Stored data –
────────────────────

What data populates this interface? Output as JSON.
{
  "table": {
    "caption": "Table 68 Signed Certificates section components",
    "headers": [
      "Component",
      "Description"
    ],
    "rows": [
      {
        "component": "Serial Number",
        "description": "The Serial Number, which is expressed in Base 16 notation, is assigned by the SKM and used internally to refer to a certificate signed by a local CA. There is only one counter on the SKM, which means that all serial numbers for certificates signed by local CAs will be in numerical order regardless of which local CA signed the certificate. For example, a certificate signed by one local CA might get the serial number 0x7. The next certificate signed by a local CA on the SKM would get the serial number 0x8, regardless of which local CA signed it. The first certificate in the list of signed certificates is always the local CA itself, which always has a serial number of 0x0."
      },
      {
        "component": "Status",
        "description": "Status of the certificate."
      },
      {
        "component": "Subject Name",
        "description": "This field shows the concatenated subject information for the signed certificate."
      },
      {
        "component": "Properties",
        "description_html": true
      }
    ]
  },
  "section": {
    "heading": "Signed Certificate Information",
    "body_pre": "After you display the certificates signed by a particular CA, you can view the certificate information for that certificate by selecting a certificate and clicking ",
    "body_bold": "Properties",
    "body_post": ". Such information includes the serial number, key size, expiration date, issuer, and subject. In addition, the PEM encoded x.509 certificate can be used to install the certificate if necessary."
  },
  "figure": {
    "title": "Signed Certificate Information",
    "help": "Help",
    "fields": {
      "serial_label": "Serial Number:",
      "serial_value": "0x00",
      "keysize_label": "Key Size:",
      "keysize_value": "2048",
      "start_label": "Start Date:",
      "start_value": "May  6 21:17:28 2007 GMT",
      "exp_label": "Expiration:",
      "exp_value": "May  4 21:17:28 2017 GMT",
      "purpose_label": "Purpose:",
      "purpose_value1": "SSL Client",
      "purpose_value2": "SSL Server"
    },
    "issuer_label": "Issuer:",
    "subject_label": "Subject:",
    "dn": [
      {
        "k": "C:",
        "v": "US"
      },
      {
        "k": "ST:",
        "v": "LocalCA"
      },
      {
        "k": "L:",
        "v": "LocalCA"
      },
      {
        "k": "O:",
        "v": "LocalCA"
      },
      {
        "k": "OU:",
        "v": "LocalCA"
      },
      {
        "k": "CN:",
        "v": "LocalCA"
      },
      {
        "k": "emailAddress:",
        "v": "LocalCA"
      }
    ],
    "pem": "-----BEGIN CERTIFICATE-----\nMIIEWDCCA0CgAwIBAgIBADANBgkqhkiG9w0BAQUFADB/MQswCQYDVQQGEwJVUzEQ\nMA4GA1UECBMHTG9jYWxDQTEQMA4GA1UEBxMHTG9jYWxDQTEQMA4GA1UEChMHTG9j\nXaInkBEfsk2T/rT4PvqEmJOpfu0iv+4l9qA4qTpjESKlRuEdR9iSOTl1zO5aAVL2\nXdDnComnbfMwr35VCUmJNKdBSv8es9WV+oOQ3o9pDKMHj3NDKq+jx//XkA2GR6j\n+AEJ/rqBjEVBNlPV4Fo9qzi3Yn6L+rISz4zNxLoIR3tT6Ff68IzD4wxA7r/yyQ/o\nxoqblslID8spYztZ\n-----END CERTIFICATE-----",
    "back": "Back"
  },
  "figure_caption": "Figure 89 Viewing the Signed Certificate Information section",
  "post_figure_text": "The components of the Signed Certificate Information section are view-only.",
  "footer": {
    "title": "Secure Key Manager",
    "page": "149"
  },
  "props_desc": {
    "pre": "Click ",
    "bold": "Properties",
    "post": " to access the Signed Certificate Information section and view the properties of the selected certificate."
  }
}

────────────────────

SHORT EXERCISE –
Make an exact copy of the listing, including every line.

OUTPUT FOR THIS EXERCISE –
What data populates this interface? Output as JSON.
{
  "table": {
    "caption": "Table 68 Signed Certificates section components",
    "headers": [
      "Component",
      "Description"
    ],
    "rows": [
      {
        "component": "Serial Number",
        "description": "The Serial Number, which is expressed in Base 16 notation, is assigned by the SKM and used internally to refer to a certificate signed by a local CA. There is only one counter on the SKM, which means that all serial numbers for certificates signed by local CAs will be in numerical order regardless of which local CA signed the certificate. For example, a certificate signed by one local CA might get the serial number 0x7. The next certificate signed by a local CA on the SKM would get the serial number 0x8, regardless of which local CA signed it. The first certificate in the list of signed certificates is always the local CA itself, which always has a serial number of 0x0."
      },
      {
        "component": "Status",
        "description": "Status of the certificate."
      },
      {
        "component": "Subject Name",
        "description": "This field shows the concatenated subject information for the signed certificate."
      },
      {
        "component": "Properties",
        "description_html": true
      }
    ]
  },
  "section": {
    "heading": "Signed Certificate Information",
    "body_pre": "After you display the certificates signed by a particular CA, you can view the certificate information for that certificate by selecting a certificate and clicking ",
    "body_bold": "Properties",
    "body_post": ". Such information includes the serial number, key size, expiration date, issuer, and subject. In addition, the PEM encoded x.509 certificate can be used to install the certificate if necessary."
  },
  "figure": {
    "title": "Signed Certificate Information",
    "help": "Help",
    "fields": {
      "serial_label": "Serial Number:",
      "serial_value": "0x00",
      "keysize_label": "Key Size:",
      "keysize_value": "2048",
      "start_label": "Start Date:",
      "start_value": "May  6 21:17:28 2007 GMT",
      "exp_label": "Expiration:",
      "exp_value": "May  4 21:17:28 2017 GMT",
      "purpose_label": "Purpose:",
      "purpose_value1": "SSL Client",
      "purpose_value2": "SSL Server"
    },
    "issuer_label": "Issuer:",
    "subject_label": "Subject:",
    "dn": [
      {
        "k": "C:",
        "v": "US"
      },
      {
        "k": "ST:",
        "v": "LocalCA"
      },
      {
        "k": "L:",
        "v": "LocalCA"
      },
      {
        "k": "O:",
        "v": "LocalCA"
      },
      {
        "k": "OU:",
        "v": "LocalCA"
      },
      {
        "k": "CN:",
        "v": "LocalCA"
      },
      {
        "k": "emailAddress:",
        "v": "LocalCA"
      }
    ],
    "pem": "-----BEGIN CERTIFICATE-----\nMIIEWDCCA0CgAwIBAgIBADANBgkqhkiG9w0BAQUFADB/MQswCQYDVQQGEwJVUzEQ\nMA4GA1UECBMHTG9jYWxDQTEQMA4GA1UEBxMHTG9jYWxDQTEQMA4GA1UEChMHTG9j\nXaInkBEfsk2T/rT4PvqEmJOpfu0iv+4l9qA4qTpjESKlRuEdR9iSOTl1zO5aAVL2\nXdDnComnbfMwr35VCUmJNKdBSv8es9WV+oOQ3o9pDKMHj3NDKq+jx//XkA2GR6j\n+AEJ/rqBjEVBNlPV4Fo9qzi3Yn6L+rISz4zNxLoIR3tT6Ff68IzD4wxA7r/yyQ/o\nxoqblslID8spYztZ\n-----END CERTIFICATE-----",
    "back": "Back"
  },
  "figure_caption": "Figure 89 Viewing the Signed Certificate Information section",
  "post_figure_text": "The components of the Signed Certificate Information section are view-only.",
  "footer": {
    "title": "Secure Key Manager",
    "page": "149"
  },
  "props_desc": {
    "pre": "Click ",
    "bold": "Properties",
    "post": " to access the Signed Certificate Information section and view the properties of the selected certificate."
  }
}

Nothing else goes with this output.